>> begin

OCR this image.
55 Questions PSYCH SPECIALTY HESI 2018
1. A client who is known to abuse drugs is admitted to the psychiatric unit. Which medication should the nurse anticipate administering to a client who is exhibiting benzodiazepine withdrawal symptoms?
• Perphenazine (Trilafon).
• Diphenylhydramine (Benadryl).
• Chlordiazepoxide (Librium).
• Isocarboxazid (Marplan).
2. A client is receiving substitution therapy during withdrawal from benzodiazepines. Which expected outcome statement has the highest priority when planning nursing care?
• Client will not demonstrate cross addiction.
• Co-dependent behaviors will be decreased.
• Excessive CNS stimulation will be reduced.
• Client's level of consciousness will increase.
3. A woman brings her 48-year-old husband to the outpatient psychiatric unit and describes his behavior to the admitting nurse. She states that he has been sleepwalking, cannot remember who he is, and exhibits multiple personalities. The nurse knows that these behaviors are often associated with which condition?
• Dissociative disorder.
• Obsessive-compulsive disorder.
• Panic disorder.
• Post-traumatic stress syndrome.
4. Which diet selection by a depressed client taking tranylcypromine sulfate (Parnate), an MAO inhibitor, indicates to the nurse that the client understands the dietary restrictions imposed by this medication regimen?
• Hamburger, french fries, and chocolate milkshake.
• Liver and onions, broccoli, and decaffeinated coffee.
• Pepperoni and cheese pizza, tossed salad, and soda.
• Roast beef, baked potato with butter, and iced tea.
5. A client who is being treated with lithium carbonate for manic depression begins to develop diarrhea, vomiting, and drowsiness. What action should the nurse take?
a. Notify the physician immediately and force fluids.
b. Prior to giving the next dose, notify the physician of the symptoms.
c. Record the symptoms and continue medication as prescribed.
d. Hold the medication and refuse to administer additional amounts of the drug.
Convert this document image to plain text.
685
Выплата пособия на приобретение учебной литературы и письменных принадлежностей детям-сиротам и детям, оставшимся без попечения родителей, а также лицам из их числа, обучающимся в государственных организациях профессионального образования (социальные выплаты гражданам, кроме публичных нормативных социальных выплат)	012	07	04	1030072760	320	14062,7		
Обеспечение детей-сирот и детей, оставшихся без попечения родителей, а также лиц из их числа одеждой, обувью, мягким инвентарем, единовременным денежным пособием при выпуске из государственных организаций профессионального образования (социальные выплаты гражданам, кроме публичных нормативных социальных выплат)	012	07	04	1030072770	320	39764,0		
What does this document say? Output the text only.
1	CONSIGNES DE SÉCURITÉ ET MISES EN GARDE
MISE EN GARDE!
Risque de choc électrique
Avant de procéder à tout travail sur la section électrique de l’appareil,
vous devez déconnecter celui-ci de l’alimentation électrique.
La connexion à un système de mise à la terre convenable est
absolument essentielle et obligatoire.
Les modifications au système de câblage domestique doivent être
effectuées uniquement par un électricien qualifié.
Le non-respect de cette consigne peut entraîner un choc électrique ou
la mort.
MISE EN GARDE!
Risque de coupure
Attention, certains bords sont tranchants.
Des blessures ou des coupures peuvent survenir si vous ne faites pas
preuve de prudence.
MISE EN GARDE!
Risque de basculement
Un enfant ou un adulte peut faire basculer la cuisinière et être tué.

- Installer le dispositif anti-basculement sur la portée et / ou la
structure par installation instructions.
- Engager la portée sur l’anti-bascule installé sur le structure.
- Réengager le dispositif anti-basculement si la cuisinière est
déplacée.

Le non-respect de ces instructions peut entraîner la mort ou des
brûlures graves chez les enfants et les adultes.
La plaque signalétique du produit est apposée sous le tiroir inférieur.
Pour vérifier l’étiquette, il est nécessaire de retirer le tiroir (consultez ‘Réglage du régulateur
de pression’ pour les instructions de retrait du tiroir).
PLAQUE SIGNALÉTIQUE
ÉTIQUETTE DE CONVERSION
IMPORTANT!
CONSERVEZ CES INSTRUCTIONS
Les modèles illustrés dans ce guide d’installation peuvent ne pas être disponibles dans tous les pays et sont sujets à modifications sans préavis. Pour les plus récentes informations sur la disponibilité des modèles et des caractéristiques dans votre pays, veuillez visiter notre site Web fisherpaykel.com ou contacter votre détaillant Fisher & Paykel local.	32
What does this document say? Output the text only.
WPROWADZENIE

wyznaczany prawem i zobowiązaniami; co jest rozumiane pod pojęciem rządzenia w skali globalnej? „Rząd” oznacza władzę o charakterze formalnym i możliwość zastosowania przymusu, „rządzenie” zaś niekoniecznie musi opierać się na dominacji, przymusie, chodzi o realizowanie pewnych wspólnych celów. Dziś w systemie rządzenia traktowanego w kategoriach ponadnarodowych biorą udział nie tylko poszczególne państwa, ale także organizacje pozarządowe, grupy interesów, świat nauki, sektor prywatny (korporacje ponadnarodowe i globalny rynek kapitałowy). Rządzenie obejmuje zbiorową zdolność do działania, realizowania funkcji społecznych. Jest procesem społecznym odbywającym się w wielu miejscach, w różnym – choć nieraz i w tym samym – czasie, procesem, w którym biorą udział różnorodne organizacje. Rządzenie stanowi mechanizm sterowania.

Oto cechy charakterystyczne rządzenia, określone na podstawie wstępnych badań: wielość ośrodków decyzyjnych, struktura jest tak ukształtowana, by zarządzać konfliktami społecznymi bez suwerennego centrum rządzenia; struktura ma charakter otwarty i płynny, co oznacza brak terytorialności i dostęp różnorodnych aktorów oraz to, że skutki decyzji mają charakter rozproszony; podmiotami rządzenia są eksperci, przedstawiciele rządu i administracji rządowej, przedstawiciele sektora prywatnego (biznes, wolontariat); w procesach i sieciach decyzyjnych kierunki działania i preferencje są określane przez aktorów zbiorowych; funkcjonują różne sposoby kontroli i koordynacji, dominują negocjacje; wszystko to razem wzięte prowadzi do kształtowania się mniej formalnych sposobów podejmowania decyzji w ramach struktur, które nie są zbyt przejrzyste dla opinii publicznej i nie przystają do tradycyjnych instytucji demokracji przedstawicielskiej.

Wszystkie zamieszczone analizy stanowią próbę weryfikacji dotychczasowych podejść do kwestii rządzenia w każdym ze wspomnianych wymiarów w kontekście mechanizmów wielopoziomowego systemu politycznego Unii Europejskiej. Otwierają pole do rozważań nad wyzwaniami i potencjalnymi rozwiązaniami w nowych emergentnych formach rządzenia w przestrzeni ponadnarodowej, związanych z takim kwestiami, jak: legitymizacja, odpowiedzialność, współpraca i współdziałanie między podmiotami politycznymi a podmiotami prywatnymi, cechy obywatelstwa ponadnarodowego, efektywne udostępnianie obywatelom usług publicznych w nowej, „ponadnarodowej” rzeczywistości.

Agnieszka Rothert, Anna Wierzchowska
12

>> end

## What the task requires
Every line above should be written out again exactly as it stands.

## The completed task
OCR this image.
55 Questions PSYCH SPECIALTY HESI 2018
1. A client who is known to abuse drugs is admitted to the psychiatric unit. Which medication should the nurse anticipate administering to a client who is exhibiting benzodiazepine withdrawal symptoms?
• Perphenazine (Trilafon).
• Diphenylhydramine (Benadryl).
• Chlordiazepoxide (Librium).
• Isocarboxazid (Marplan).
2. A client is receiving substitution therapy during withdrawal from benzodiazepines. Which expected outcome statement has the highest priority when planning nursing care?
• Client will not demonstrate cross addiction.
• Co-dependent behaviors will be decreased.
• Excessive CNS stimulation will be reduced.
• Client's level of consciousness will increase.
3. A woman brings her 48-year-old husband to the outpatient psychiatric unit and describes his behavior to the admitting nurse. She states that he has been sleepwalking, cannot remember who he is, and exhibits multiple personalities. The nurse knows that these behaviors are often associated with which condition?
• Dissociative disorder.
• Obsessive-compulsive disorder.
• Panic disorder.
• Post-traumatic stress syndrome.
4. Which diet selection by a depressed client taking tranylcypromine sulfate (Parnate), an MAO inhibitor, indicates to the nurse that the client understands the dietary restrictions imposed by this medication regimen?
• Hamburger, french fries, and chocolate milkshake.
• Liver and onions, broccoli, and decaffeinated coffee.
• Pepperoni and cheese pizza, tossed salad, and soda.
• Roast beef, baked potato with butter, and iced tea.
5. A client who is being treated with lithium carbonate for manic depression begins to develop diarrhea, vomiting, and drowsiness. What action should the nurse take?
a. Notify the physician immediately and force fluids.
b. Prior to giving the next dose, notify the physician of the symptoms.
c. Record the symptoms and continue medication as prescribed.
d. Hold the medication and refuse to administer additional amounts of the drug.
Convert this document image to plain text.
685
Выплата пособия на приобретение учебной литературы и письменных принадлежностей детям-сиротам и детям, оставшимся без попечения родителей, а также лицам из их числа, обучающимся в государственных организациях профессионального образования (социальные выплаты гражданам, кроме публичных нормативных социальных выплат)	012	07	04	1030072760	320	14062,7		
Обеспечение детей-сирот и детей, оставшихся без попечения родителей, а также лиц из их числа одеждой, обувью, мягким инвентарем, единовременным денежным пособием при выпуске из государственных организаций профессионального образования (социальные выплаты гражданам, кроме публичных нормативных социальных выплат)	012	07	04	1030072770	320	39764,0		
What does this document say? Output the text only.
1	CONSIGNES DE SÉCURITÉ ET MISES EN GARDE
MISE EN GARDE!
Risque de choc électrique
Avant de procéder à tout travail sur la section électrique de l’appareil,
vous devez déconnecter celui-ci de l’alimentation électrique.
La connexion à un système de mise à la terre convenable est
absolument essentielle et obligatoire.
Les modifications au système de câblage domestique doivent être
effectuées uniquement par un électricien qualifié.
Le non-respect de cette consigne peut entraîner un choc électrique ou
la mort.
MISE EN GARDE!
Risque de coupure
Attention, certains bords sont tranchants.
Des blessures ou des coupures peuvent survenir si vous ne faites pas
preuve de prudence.
MISE EN GARDE!
Risque de basculement
Un enfant ou un adulte peut faire basculer la cuisinière et être tué.

- Installer le dispositif anti-basculement sur la portée et / ou la
structure par installation instructions.
- Engager la portée sur l’anti-bascule installé sur le structure.
- Réengager le dispositif anti-basculement si la cuisinière est
déplacée.

Le non-respect de ces instructions peut entraîner la mort ou des
brûlures graves chez les enfants et les adultes.
La plaque signalétique du produit est apposée sous le tiroir inférieur.
Pour vérifier l’étiquette, il est nécessaire de retirer le tiroir (consultez ‘Réglage du régulateur
de pression’ pour les instructions de retrait du tiroir).
PLAQUE SIGNALÉTIQUE
ÉTIQUETTE DE CONVERSION
IMPORTANT!
CONSERVEZ CES INSTRUCTIONS
Les modèles illustrés dans ce guide d’installation peuvent ne pas être disponibles dans tous les pays et sont sujets à modifications sans préavis. Pour les plus récentes informations sur la disponibilité des modèles et des caractéristiques dans votre pays, veuillez visiter notre site Web fisherpaykel.com ou contacter votre détaillant Fisher & Paykel local.	32
What does this document say? Output the text only.
WPROWADZENIE

wyznaczany prawem i zobowiązaniami; co jest rozumiane pod pojęciem rządzenia w skali globalnej? „Rząd” oznacza władzę o charakterze formalnym i możliwość zastosowania przymusu, „rządzenie” zaś niekoniecznie musi opierać się na dominacji, przymusie, chodzi o realizowanie pewnych wspólnych celów. Dziś w systemie rządzenia traktowanego w kategoriach ponadnarodowych biorą udział nie tylko poszczególne państwa, ale także organizacje pozarządowe, grupy interesów, świat nauki, sektor prywatny (korporacje ponadnarodowe i globalny rynek kapitałowy). Rządzenie obejmuje zbiorową zdolność do działania, realizowania funkcji społecznych. Jest procesem społecznym odbywającym się w wielu miejscach, w różnym – choć nieraz i w tym samym – czasie, procesem, w którym biorą udział różnorodne organizacje. Rządzenie stanowi mechanizm sterowania.

Oto cechy charakterystyczne rządzenia, określone na podstawie wstępnych badań: wielość ośrodków decyzyjnych, struktura jest tak ukształtowana, by zarządzać konfliktami społecznymi bez suwerennego centrum rządzenia; struktura ma charakter otwarty i płynny, co oznacza brak terytorialności i dostęp różnorodnych aktorów oraz to, że skutki decyzji mają charakter rozproszony; podmiotami rządzenia są eksperci, przedstawiciele rządu i administracji rządowej, przedstawiciele sektora prywatnego (biznes, wolontariat); w procesach i sieciach decyzyjnych kierunki działania i preferencje są określane przez aktorów zbiorowych; funkcjonują różne sposoby kontroli i koordynacji, dominują negocjacje; wszystko to razem wzięte prowadzi do kształtowania się mniej formalnych sposobów podejmowania decyzji w ramach struktur, które nie są zbyt przejrzyste dla opinii publicznej i nie przystają do tradycyjnych instytucji demokracji przedstawicielskiej.

Wszystkie zamieszczone analizy stanowią próbę weryfikacji dotychczasowych podejść do kwestii rządzenia w każdym ze wspomnianych wymiarów w kontekście mechanizmów wielopoziomowego systemu politycznego Unii Europejskiej. Otwierają pole do rozważań nad wyzwaniami i potencjalnymi rozwiązaniami w nowych emergentnych formach rządzenia w przestrzeni ponadnarodowej, związanych z takim kwestiami, jak: legitymizacja, odpowiedzialność, współpraca i współdziałanie między podmiotami politycznymi a podmiotami prywatnymi, cechy obywatelstwa ponadnarodowego, efektywne udostępnianie obywatelom usług publicznych w nowej, „ponadnarodowej” rzeczywistości.

Agnieszka Rothert, Anna Wierzchowska
12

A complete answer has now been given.